Instructions for the task → Report how many lines in the listing below include the word "change". Write nothing besides the number.
━━ Source material
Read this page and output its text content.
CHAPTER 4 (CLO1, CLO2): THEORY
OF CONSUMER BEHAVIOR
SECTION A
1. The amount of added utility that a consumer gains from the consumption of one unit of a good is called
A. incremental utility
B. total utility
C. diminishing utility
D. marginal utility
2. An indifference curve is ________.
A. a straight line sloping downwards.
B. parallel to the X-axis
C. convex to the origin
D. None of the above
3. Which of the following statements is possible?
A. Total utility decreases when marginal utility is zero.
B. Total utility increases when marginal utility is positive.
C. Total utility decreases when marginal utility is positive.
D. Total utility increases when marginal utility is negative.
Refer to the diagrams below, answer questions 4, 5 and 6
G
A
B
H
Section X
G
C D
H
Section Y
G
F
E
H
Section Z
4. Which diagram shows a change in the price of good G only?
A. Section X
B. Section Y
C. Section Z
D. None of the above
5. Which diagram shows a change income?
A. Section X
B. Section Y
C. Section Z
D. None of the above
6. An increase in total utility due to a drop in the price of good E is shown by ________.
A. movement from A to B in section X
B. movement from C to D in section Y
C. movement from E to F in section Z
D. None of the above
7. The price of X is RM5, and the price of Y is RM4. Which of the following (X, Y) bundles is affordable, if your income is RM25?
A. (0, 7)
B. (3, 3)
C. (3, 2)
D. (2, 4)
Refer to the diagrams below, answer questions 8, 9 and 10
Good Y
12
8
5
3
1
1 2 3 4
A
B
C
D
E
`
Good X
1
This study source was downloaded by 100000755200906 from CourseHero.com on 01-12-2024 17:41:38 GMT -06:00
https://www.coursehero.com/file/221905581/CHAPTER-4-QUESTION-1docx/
━━━━
Written answer → 2